Description of the task: Exclude the pictures and return every line exactly as written.

====== Entries supplied

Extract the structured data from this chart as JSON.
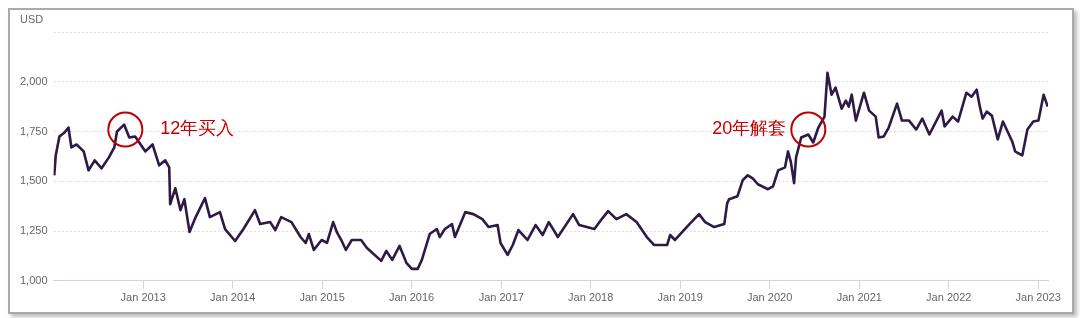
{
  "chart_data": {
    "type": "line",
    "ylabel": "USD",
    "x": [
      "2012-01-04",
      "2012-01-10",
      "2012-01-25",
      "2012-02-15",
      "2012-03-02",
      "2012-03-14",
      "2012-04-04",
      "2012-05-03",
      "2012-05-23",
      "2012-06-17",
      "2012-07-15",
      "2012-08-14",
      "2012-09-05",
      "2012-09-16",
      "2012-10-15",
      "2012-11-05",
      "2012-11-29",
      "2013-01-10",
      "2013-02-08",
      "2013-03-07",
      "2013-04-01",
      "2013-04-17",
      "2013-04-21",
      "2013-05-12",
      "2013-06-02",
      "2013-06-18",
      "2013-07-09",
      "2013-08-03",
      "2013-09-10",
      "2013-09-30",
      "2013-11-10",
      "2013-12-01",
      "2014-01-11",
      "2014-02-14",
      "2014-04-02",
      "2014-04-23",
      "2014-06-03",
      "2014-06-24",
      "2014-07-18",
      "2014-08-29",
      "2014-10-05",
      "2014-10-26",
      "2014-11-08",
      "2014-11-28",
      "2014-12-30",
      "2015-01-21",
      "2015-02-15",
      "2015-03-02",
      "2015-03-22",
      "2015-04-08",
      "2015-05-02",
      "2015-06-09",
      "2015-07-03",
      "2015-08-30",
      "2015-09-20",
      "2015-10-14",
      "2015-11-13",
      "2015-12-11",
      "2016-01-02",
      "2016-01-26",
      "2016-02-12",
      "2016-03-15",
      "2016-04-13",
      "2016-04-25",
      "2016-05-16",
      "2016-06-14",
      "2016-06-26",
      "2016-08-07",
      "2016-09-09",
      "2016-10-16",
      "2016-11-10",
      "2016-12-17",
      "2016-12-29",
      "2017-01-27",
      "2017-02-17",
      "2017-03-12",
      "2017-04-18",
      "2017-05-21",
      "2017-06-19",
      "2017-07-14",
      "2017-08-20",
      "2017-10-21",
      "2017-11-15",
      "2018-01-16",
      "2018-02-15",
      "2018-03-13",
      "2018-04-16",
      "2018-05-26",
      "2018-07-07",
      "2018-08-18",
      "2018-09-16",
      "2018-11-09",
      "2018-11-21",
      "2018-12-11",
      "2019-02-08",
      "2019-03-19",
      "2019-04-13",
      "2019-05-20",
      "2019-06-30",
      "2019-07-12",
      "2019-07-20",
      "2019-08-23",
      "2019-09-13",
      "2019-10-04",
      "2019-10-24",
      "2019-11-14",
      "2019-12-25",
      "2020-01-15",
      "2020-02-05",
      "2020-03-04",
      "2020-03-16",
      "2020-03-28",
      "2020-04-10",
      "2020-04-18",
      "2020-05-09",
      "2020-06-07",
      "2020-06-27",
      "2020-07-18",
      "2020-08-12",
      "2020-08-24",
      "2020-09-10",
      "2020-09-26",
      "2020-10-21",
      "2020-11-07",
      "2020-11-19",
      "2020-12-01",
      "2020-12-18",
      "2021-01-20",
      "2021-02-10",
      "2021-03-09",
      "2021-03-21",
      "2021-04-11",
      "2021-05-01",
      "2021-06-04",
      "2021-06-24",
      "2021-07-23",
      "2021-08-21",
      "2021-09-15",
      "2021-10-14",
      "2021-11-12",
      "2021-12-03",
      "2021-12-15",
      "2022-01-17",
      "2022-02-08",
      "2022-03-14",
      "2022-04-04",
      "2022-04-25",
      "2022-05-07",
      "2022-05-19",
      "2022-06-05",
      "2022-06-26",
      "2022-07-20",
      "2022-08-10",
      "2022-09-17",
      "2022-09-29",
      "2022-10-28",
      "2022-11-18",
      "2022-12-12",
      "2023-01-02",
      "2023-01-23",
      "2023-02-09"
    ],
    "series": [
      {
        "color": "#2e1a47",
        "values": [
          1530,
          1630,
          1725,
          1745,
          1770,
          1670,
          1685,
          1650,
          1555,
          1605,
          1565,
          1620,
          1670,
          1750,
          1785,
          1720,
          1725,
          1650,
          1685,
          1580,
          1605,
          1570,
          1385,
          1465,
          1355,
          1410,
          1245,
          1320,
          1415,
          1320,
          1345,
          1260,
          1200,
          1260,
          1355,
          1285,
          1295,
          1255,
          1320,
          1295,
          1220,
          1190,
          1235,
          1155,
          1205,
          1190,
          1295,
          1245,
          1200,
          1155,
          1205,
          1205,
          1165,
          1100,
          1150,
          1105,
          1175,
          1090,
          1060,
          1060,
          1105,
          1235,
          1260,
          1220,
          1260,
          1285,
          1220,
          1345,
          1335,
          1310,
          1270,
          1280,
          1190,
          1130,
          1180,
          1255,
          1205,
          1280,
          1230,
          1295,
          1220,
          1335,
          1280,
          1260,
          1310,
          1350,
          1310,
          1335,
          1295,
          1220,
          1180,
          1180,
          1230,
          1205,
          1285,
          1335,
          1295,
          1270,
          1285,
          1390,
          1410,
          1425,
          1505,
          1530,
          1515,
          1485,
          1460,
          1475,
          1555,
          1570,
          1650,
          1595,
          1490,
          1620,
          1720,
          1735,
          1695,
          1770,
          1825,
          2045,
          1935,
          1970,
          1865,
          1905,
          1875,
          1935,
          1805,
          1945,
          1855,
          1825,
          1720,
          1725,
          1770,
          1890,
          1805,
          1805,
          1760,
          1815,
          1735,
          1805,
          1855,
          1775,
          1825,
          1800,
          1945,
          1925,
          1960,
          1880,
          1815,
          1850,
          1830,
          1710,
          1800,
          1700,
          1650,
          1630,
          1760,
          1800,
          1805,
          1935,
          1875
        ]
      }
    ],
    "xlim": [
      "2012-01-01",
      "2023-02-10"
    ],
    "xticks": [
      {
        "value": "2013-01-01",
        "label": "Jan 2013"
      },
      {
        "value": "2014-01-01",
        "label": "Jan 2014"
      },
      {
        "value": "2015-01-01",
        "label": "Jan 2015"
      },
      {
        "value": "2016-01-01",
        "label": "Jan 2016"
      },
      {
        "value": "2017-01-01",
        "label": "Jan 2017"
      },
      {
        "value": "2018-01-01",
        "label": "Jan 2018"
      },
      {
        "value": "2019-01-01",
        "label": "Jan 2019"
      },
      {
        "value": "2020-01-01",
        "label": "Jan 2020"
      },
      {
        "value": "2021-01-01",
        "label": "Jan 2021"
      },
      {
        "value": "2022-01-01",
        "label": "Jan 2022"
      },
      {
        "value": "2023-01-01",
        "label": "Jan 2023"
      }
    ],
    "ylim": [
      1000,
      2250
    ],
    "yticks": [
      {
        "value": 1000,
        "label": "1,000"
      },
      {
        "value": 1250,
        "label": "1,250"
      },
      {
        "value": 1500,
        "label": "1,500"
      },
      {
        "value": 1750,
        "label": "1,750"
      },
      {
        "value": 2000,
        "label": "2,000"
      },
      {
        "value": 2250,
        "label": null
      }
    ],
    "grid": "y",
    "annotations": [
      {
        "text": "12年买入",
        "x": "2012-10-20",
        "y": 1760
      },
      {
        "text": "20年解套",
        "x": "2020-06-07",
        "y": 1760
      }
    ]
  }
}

============

Correct output:
Extract the structured data from this chart as JSON.
{
  "chart_data": {
    "type": "line",
    "ylabel": "USD",
    "x": [
      "2012-01-04",
      "2012-01-10",
      "2012-01-25",
      "2012-02-15",
      "2012-03-02",
      "2012-03-14",
      "2012-04-04",
      "2012-05-03",
      "2012-05-23",
      "2012-06-17",
      "2012-07-15",
      "2012-08-14",
      "2012-09-05",
      "2012-09-16",
      "2012-10-15",
      "2012-11-05",
      "2012-11-29",
      "2013-01-10",
      "2013-02-08",
      "2013-03-07",
      "2013-04-01",
      "2013-04-17",
      "2013-04-21",
      "2013-05-12",
      "2013-06-02",
      "2013-06-18",
      "2013-07-09",
      "2013-08-03",
      "2013-09-10",
      "2013-09-30",
      "2013-11-10",
      "2013-12-01",
      "2014-01-11",
      "2014-02-14",
      "2014-04-02",
      "2014-04-23",
      "2014-06-03",
      "2014-06-24",
      "2014-07-18",
      "2014-08-29",
      "2014-10-05",
      "2014-10-26",
      "2014-11-08",
      "2014-11-28",
      "2014-12-30",
      "2015-01-21",
      "2015-02-15",
      "2015-03-02",
      "2015-03-22",
      "2015-04-08",
      "2015-05-02",
      "2015-06-09",
      "2015-07-03",
      "2015-08-30",
      "2015-09-20",
      "2015-10-14",
      "2015-11-13",
      "2015-12-11",
      "2016-01-02",
      "2016-01-26",
      "2016-02-12",
      "2016-03-15",
      "2016-04-13",
      "2016-04-25",
      "2016-05-16",
      "2016-06-14",
      "2016-06-26",
      "2016-08-07",
      "2016-09-09",
      "2016-10-16",
      "2016-11-10",
      "2016-12-17",
      "2016-12-29",
      "2017-01-27",
      "2017-02-17",
      "2017-03-12",
      "2017-04-18",
      "2017-05-21",
      "2017-06-19",
      "2017-07-14",
      "2017-08-20",
      "2017-10-21",
      "2017-11-15",
      "2018-01-16",
      "2018-02-15",
      "2018-03-13",
      "2018-04-16",
      "2018-05-26",
      "2018-07-07",
      "2018-08-18",
      "2018-09-16",
      "2018-11-09",
      "2018-11-21",
      "2018-12-11",
      "2019-02-08",
      "2019-03-19",
      "2019-04-13",
      "2019-05-20",
      "2019-06-30",
      "2019-07-12",
      "2019-07-20",
      "2019-08-23",
      "2019-09-13",
      "2019-10-04",
      "2019-10-24",
      "2019-11-14",
      "2019-12-25",
      "2020-01-15",
      "2020-02-05",
      "2020-03-04",
      "2020-03-16",
      "2020-03-28",
      "2020-04-10",
      "2020-04-18",
      "2020-05-09",
      "2020-06-07",
      "2020-06-27",
      "2020-07-18",
      "2020-08-12",
      "2020-08-24",
      "2020-09-10",
      "2020-09-26",
      "2020-10-21",
      "2020-11-07",
      "2020-11-19",
      "2020-12-01",
      "2020-12-18",
      "2021-01-20",
      "2021-02-10",
      "2021-03-09",
      "2021-03-21",
      "2021-04-11",
      "2021-05-01",
      "2021-06-04",
      "2021-06-24",
      "2021-07-23",
      "2021-08-21",
      "2021-09-15",
      "2021-10-14",
      "2021-11-12",
      "2021-12-03",
      "2021-12-15",
      "2022-01-17",
      "2022-02-08",
      "2022-03-14",
      "2022-04-04",
      "2022-04-25",
      "2022-05-07",
      "2022-05-19",
      "2022-06-05",
      "2022-06-26",
      "2022-07-20",
      "2022-08-10",
      "2022-09-17",
      "2022-09-29",
      "2022-10-28",
      "2022-11-18",
      "2022-12-12",
      "2023-01-02",
      "2023-01-23",
      "2023-02-09"
    ],
    "series": [
      {
        "color": "#2e1a47",
        "values": [
          1530,
          1630,
          1725,
          1745,
          1770,
          1670,
          1685,
          1650,
          1555,
          1605,
          1565,
          1620,
          1670,
          1750,
          1785,
          1720,
          1725,
          1650,
          1685,
          1580,
          1605,
          1570,
          1385,
          1465,
          1355,
          1410,
          1245,
          1320,
          1415,
          1320,
          1345,
          1260,
          1200,
          1260,
          1355,
          1285,
          1295,
          1255,
          1320,
          1295,
          1220,
          1190,
          1235,
          1155,
          1205,
          1190,
          1295,
          1245,
          1200,
          1155,
          1205,
          1205,
          1165,
          1100,
          1150,
          1105,
          1175,
          1090,
          1060,
          1060,
          1105,
          1235,
          1260,
          1220,
          1260,
          1285,
          1220,
          1345,
          1335,
          1310,
          1270,
          1280,
          1190,
          1130,
          1180,
          1255,
          1205,
          1280,
          1230,
          1295,
          1220,
          1335,
          1280,
          1260,
          1310,
          1350,
          1310,
          1335,
          1295,
          1220,
          1180,
          1180,
          1230,
          1205,
          1285,
          1335,
          1295,
          1270,
          1285,
          1390,
          1410,
          1425,
          1505,
          1530,
          1515,
          1485,
          1460,
          1475,
          1555,
          1570,
          1650,
          1595,
          1490,
          1620,
          1720,
          1735,
          1695,
          1770,
          1825,
          2045,
          1935,
          1970,
          1865,
          1905,
          1875,
          1935,
          1805,
          1945,
          1855,
          1825,
          1720,
          1725,
          1770,
          1890,
          1805,
          1805,
          1760,
          1815,
          1735,
          1805,
          1855,
          1775,
          1825,
          1800,
          1945,
          1925,
          1960,
          1880,
          1815,
          1850,
          1830,
          1710,
          1800,
          1700,
          1650,
          1630,
          1760,
          1800,
          1805,
          1935,
          1875
        ]
      }
    ],
    "xlim": [
      "2012-01-01",
      "2023-02-10"
    ],
    "xticks": [
      {
        "value": "2013-01-01",
        "label": "Jan 2013"
      },
      {
        "value": "2014-01-01",
        "label": "Jan 2014"
      },
      {
        "value": "2015-01-01",
        "label": "Jan 2015"
      },
      {
        "value": "2016-01-01",
        "label": "Jan 2016"
      },
      {
        "value": "2017-01-01",
        "label": "Jan 2017"
      },
      {
        "value": "2018-01-01",
        "label": "Jan 2018"
      },
      {
        "value": "2019-01-01",
        "label": "Jan 2019"
      },
      {
        "value": "2020-01-01",
        "label": "Jan 2020"
      },
      {
        "value": "2021-01-01",
        "label": "Jan 2021"
      },
      {
        "value": "2022-01-01",
        "label": "Jan 2022"
      },
      {
        "value": "2023-01-01",
        "label": "Jan 2023"
      }
    ],
    "ylim": [
      1000,
      2250
    ],
    "yticks": [
      {
        "value": 1000,
        "label": "1,000"
      },
      {
        "value": 1250,
        "label": "1,250"
      },
      {
        "value": 1500,
        "label": "1,500"
      },
      {
        "value": 1750,
        "label": "1,750"
      },
      {
        "value": 2000,
        "label": "2,000"
      },
      {
        "value": 2250,
        "label": null
      }
    ],
    "grid": "y",
    "annotations": [
      {
        "text": "12年买入",
        "x": "2012-10-20",
        "y": 1760
      },
      {
        "text": "20年解套",
        "x": "2020-06-07",
        "y": 1760
      }
    ]
  }
}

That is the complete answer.